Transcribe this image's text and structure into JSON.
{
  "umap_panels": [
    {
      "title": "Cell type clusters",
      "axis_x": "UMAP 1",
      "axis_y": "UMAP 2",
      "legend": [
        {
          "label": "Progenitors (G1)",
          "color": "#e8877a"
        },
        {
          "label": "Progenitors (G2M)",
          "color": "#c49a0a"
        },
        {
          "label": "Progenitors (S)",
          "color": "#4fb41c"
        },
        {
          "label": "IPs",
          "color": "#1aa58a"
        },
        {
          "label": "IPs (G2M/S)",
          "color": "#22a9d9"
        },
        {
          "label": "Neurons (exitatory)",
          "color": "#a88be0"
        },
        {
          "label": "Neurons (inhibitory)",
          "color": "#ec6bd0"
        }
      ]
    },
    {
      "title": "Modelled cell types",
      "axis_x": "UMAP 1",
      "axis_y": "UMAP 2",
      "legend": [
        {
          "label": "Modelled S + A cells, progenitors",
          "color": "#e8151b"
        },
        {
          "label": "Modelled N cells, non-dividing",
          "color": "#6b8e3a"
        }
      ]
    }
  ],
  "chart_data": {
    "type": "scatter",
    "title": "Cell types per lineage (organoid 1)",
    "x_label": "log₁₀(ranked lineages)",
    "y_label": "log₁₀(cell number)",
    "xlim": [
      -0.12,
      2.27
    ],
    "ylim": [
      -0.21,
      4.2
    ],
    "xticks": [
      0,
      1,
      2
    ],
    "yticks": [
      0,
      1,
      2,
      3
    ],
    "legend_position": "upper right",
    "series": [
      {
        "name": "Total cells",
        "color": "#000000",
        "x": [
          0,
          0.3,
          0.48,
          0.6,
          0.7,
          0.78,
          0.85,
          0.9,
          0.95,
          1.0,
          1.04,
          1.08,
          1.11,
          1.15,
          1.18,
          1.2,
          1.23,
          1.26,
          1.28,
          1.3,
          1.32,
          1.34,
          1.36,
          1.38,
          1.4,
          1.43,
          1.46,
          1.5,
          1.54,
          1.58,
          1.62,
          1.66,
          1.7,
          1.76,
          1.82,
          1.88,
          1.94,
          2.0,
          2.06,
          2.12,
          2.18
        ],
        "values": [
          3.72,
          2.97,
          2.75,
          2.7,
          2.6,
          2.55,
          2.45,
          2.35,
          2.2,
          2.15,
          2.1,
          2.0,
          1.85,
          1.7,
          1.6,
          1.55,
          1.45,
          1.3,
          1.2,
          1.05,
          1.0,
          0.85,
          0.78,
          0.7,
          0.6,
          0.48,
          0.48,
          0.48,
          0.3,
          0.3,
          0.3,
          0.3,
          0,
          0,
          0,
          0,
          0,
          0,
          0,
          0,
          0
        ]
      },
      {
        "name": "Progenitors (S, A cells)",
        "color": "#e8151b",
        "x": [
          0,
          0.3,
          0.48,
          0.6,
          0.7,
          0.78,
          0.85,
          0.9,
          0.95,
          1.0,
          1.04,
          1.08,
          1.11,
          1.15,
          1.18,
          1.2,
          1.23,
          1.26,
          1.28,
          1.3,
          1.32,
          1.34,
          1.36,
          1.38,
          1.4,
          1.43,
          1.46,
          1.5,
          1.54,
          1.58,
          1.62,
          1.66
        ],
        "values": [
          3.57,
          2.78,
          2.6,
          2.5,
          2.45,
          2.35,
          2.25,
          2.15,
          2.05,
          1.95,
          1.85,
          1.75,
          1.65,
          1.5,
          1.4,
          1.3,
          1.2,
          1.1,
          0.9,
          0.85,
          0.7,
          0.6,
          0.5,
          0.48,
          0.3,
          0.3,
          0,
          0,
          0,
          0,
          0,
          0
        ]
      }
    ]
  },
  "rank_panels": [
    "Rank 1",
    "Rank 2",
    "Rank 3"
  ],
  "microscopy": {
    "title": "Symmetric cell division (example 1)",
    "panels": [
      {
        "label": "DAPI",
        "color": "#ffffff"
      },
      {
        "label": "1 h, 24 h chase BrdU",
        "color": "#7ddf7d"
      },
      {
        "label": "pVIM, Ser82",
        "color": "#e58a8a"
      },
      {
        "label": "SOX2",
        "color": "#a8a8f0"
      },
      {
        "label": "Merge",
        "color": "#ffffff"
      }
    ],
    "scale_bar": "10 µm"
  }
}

※

GOAL OF THE EXERCISE – Give back all the records above exactly as they were written.

SOLUTION BELOW –
Transcribe this image's text and structure into JSON.
{
  "umap_panels": [
    {
      "title": "Cell type clusters",
      "axis_x": "UMAP 1",
      "axis_y": "UMAP 2",
      "legend": [
        {
          "label": "Progenitors (G1)",
          "color": "#e8877a"
        },
        {
          "label": "Progenitors (G2M)",
          "color": "#c49a0a"
        },
        {
          "label": "Progenitors (S)",
          "color": "#4fb41c"
        },
        {
          "label": "IPs",
          "color": "#1aa58a"
        },
        {
          "label": "IPs (G2M/S)",
          "color": "#22a9d9"
        },
        {
          "label": "Neurons (exitatory)",
          "color": "#a88be0"
        },
        {
          "label": "Neurons (inhibitory)",
          "color": "#ec6bd0"
        }
      ]
    },
    {
      "title": "Modelled cell types",
      "axis_x": "UMAP 1",
      "axis_y": "UMAP 2",
      "legend": [
        {
          "label": "Modelled S + A cells, progenitors",
          "color": "#e8151b"
        },
        {
          "label": "Modelled N cells, non-dividing",
          "color": "#6b8e3a"
        }
      ]
    }
  ],
  "chart_data": {
    "type": "scatter",
    "title": "Cell types per lineage (organoid 1)",
    "x_label": "log₁₀(ranked lineages)",
    "y_label": "log₁₀(cell number)",
    "xlim": [
      -0.12,
      2.27
    ],
    "ylim": [
      -0.21,
      4.2
    ],
    "xticks": [
      0,
      1,
      2
    ],
    "yticks": [
      0,
      1,
      2,
      3
    ],
    "legend_position": "upper right",
    "series": [
      {
        "name": "Total cells",
        "color": "#000000",
        "x": [
          0,
          0.3,
          0.48,
          0.6,
          0.7,
          0.78,
          0.85,
          0.9,
          0.95,
          1.0,
          1.04,
          1.08,
          1.11,
          1.15,
          1.18,
          1.2,
          1.23,
          1.26,
          1.28,
          1.3,
          1.32,
          1.34,
          1.36,
          1.38,
          1.4,
          1.43,
          1.46,
          1.5,
          1.54,
          1.58,
          1.62,
          1.66,
          1.7,
          1.76,
          1.82,
          1.88,
          1.94,
          2.0,
          2.06,
          2.12,
          2.18
        ],
        "values": [
          3.72,
          2.97,
          2.75,
          2.7,
          2.6,
          2.55,
          2.45,
          2.35,
          2.2,
          2.15,
          2.1,
          2.0,
          1.85,
          1.7,
          1.6,
          1.55,
          1.45,
          1.3,
          1.2,
          1.05,
          1.0,
          0.85,
          0.78,
          0.7,
          0.6,
          0.48,
          0.48,
          0.48,
          0.3,
          0.3,
          0.3,
          0.3,
          0,
          0,
          0,
          0,
          0,
          0,
          0,
          0,
          0
        ]
      },
      {
        "name": "Progenitors (S, A cells)",
        "color": "#e8151b",
        "x": [
          0,
          0.3,
          0.48,
          0.6,
          0.7,
          0.78,
          0.85,
          0.9,
          0.95,
          1.0,
          1.04,
          1.08,
          1.11,
          1.15,
          1.18,
          1.2,
          1.23,
          1.26,
          1.28,
          1.3,
          1.32,
          1.34,
          1.36,
          1.38,
          1.4,
          1.43,
          1.46,
          1.5,
          1.54,
          1.58,
          1.62,
          1.66
        ],
        "values": [
          3.57,
          2.78,
          2.6,
          2.5,
          2.45,
          2.35,
          2.25,
          2.15,
          2.05,
          1.95,
          1.85,
          1.75,
          1.65,
          1.5,
          1.4,
          1.3,
          1.2,
          1.1,
          0.9,
          0.85,
          0.7,
          0.6,
          0.5,
          0.48,
          0.3,
          0.3,
          0,
          0,
          0,
          0,
          0,
          0
        ]
      }
    ]
  },
  "rank_panels": [
    "Rank 1",
    "Rank 2",
    "Rank 3"
  ],
  "microscopy": {
    "title": "Symmetric cell division (example 1)",
    "panels": [
      {
        "label": "DAPI",
        "color": "#ffffff"
      },
      {
        "label": "1 h, 24 h chase BrdU",
        "color": "#7ddf7d"
      },
      {
        "label": "pVIM, Ser82",
        "color": "#e58a8a"
      },
      {
        "label": "SOX2",
        "color": "#a8a8f0"
      },
      {
        "label": "Merge",
        "color": "#ffffff"
      }
    ],
    "scale_bar": "10 µm"
  }
}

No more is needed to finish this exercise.